#### [The exercise]
Check each line of the data below for the word "Collar", then extract the ones that have it.

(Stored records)
-=-=-=-=-

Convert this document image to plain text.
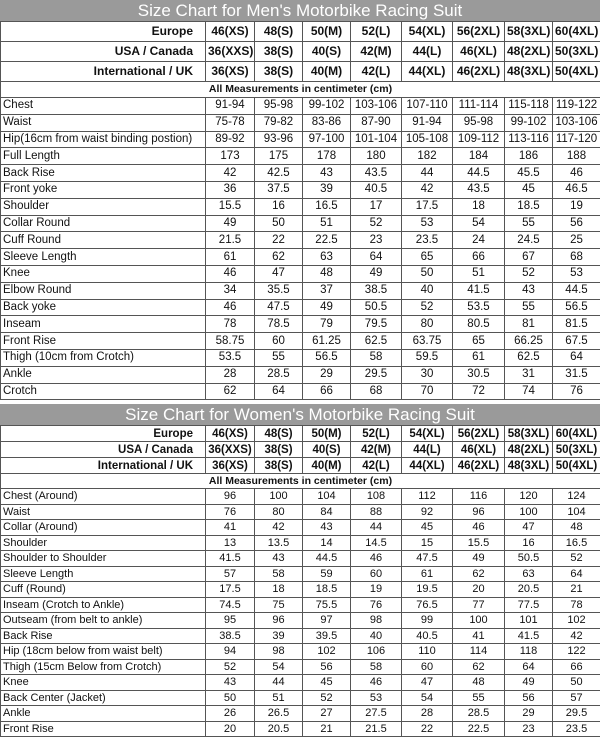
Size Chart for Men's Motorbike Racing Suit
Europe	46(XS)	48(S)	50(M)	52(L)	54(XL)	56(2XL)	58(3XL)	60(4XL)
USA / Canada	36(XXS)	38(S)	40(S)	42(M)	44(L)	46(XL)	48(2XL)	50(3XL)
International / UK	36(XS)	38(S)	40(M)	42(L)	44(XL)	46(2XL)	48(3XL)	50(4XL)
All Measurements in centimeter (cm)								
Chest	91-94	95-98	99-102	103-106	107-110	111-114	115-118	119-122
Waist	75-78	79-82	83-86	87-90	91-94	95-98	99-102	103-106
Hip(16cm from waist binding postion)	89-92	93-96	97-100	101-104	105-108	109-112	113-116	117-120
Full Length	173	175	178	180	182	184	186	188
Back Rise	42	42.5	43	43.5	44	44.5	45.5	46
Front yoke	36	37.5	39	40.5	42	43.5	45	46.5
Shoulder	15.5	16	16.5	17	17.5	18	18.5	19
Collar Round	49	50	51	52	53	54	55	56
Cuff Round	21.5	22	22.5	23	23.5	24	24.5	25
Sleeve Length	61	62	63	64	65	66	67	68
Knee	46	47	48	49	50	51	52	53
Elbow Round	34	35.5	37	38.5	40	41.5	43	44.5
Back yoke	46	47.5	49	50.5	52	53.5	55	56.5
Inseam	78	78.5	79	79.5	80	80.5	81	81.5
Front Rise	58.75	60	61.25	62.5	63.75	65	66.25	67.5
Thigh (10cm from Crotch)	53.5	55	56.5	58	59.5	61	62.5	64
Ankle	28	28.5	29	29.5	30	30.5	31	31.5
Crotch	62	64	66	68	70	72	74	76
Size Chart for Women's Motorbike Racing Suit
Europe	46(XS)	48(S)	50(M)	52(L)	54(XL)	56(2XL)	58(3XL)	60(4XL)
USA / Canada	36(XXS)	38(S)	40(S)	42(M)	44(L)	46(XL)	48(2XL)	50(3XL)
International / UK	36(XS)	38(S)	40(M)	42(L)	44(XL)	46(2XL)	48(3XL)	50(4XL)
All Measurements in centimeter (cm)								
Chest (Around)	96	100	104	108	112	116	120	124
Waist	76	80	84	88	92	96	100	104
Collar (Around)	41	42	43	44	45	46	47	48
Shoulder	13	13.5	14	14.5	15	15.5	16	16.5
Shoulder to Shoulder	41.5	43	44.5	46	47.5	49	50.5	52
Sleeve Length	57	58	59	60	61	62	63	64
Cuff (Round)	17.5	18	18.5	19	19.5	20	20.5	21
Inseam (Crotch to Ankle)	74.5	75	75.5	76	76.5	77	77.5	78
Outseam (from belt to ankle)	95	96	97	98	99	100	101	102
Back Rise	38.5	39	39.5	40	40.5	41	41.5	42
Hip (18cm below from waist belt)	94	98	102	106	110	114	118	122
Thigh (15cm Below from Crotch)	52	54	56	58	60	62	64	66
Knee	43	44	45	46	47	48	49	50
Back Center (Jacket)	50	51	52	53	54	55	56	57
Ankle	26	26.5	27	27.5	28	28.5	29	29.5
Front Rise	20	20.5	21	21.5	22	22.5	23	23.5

-=-=-=-=-

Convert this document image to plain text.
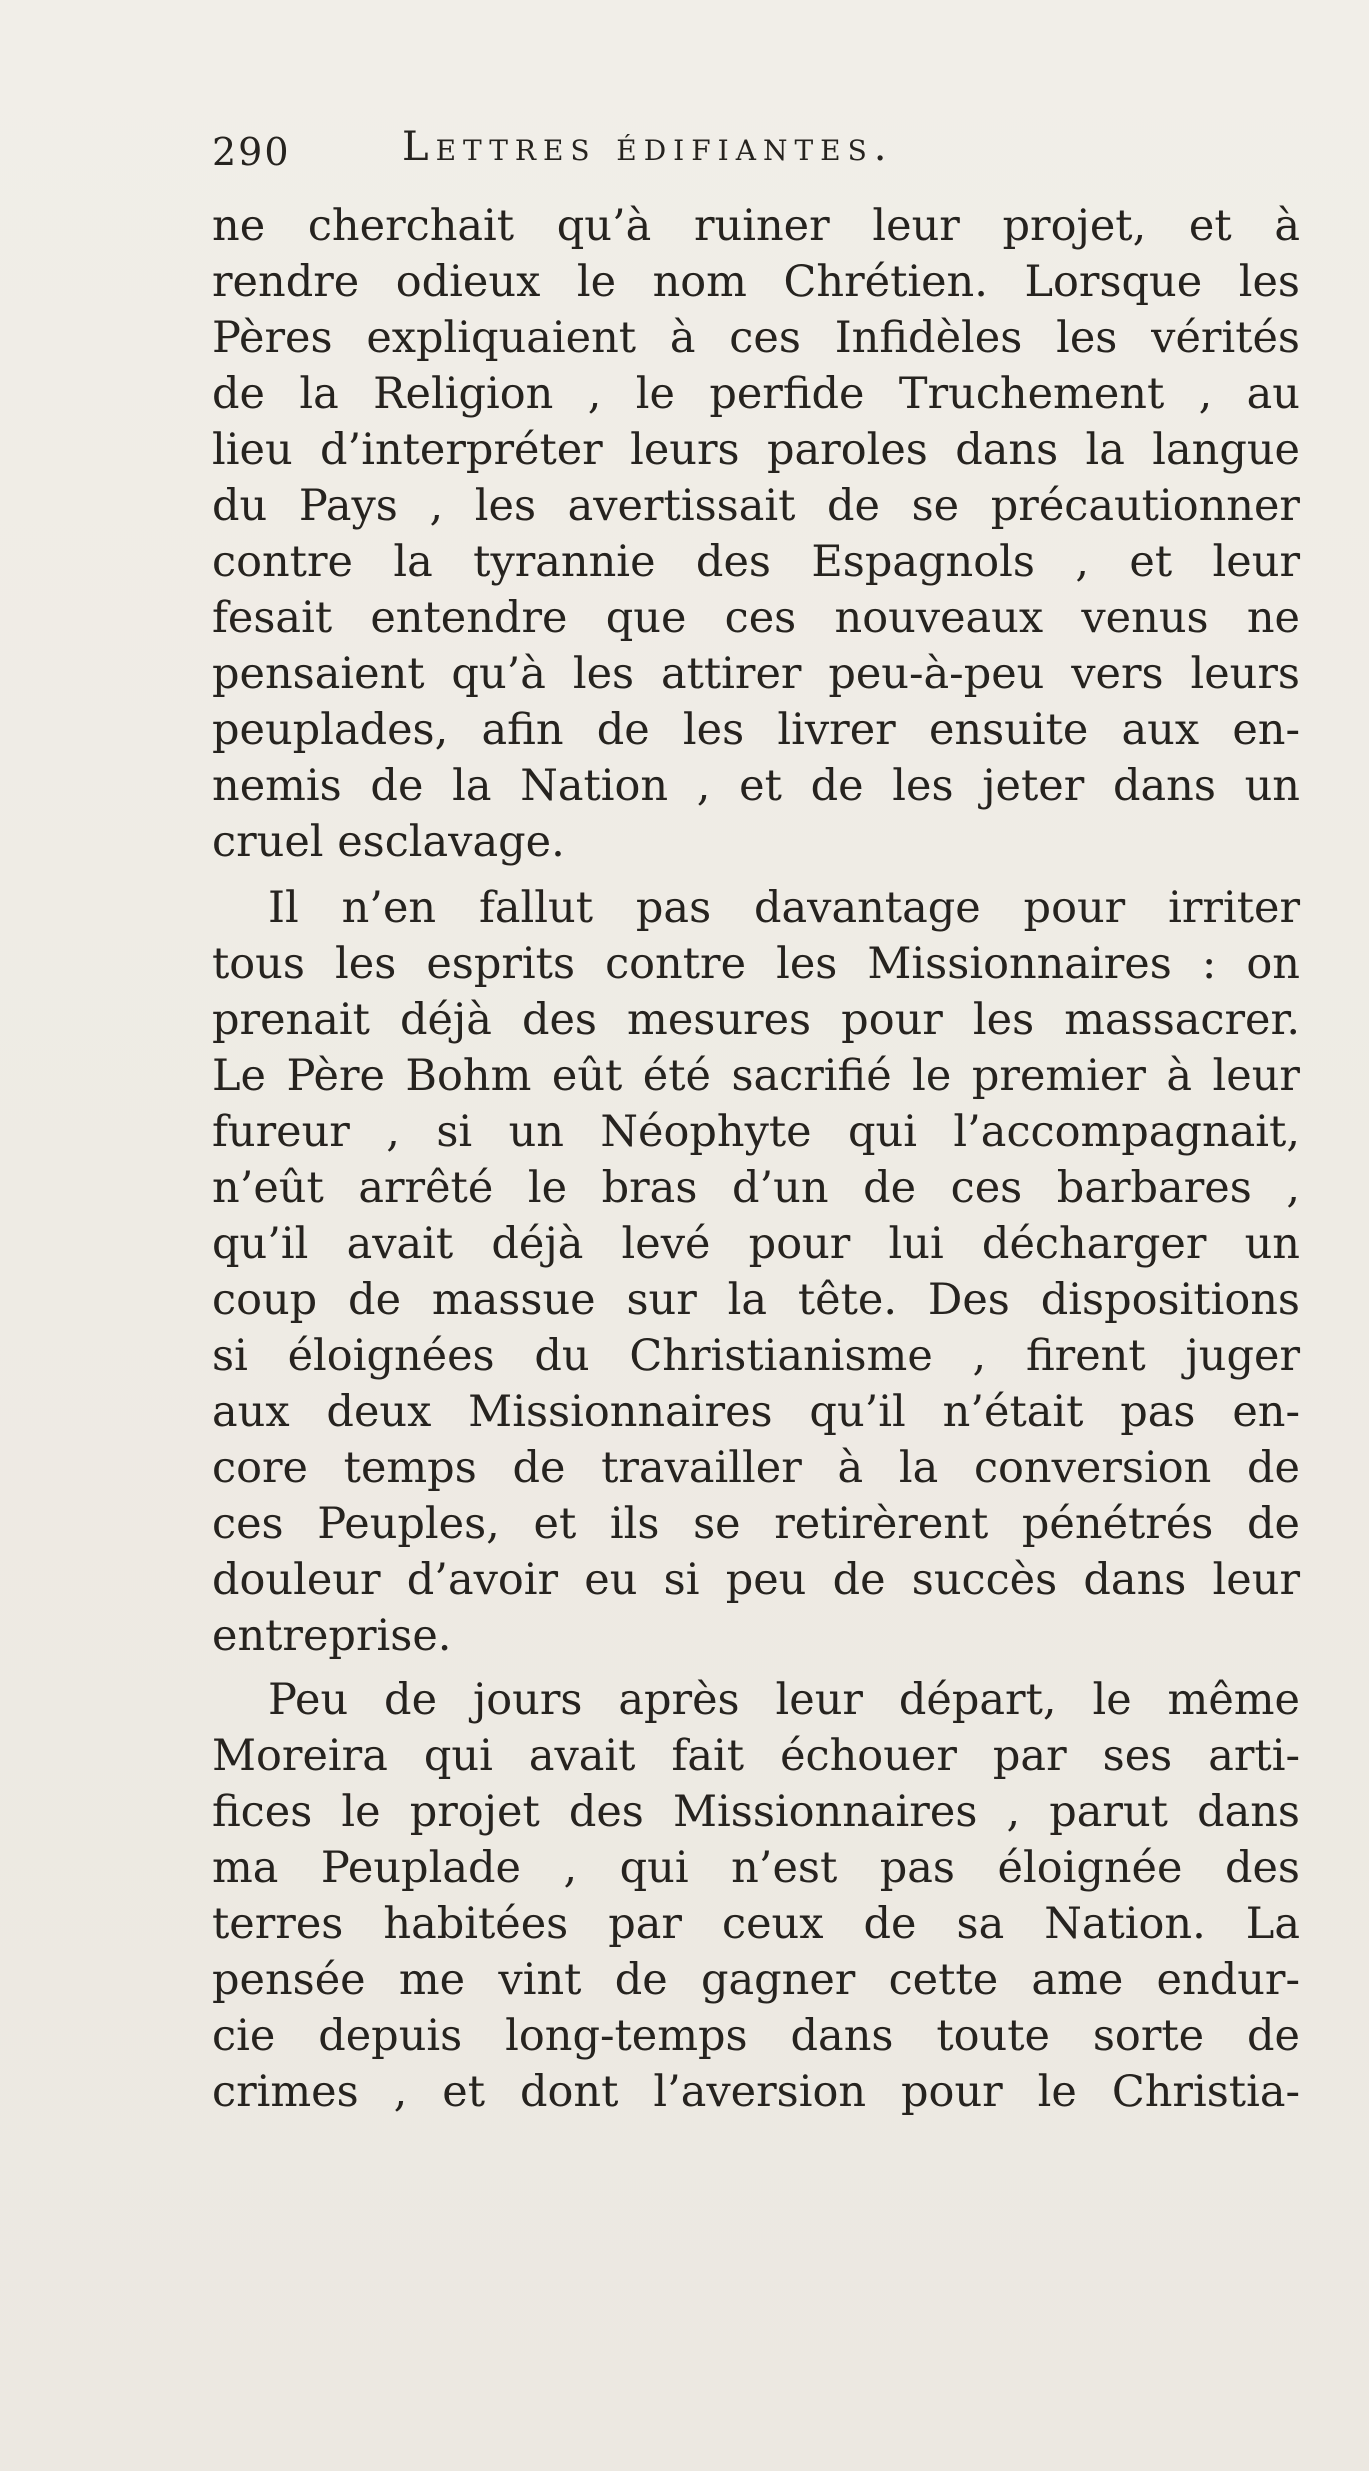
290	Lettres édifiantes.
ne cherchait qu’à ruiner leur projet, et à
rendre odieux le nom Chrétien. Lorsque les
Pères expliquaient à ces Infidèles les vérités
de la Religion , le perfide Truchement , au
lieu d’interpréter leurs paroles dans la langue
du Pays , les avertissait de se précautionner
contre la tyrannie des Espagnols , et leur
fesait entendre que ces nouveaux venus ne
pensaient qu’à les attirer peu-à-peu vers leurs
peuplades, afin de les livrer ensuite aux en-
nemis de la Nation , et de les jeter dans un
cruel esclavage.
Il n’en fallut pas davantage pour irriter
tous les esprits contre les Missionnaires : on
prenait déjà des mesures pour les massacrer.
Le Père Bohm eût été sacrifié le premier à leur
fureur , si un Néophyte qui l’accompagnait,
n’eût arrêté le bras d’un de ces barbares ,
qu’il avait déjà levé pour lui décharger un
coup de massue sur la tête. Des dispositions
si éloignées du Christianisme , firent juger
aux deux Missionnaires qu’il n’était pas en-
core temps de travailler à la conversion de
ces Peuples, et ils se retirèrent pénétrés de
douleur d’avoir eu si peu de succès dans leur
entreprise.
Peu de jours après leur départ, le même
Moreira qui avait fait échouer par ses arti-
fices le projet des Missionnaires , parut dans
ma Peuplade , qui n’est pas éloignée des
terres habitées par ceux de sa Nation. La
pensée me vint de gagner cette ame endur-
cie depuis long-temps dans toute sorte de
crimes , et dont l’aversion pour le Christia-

-=-=-=-=-

#### [Correct output]
Collar Round	49	50	51	52	53	54	55	56
Collar (Around)	41	42	43	44	45	46	47	48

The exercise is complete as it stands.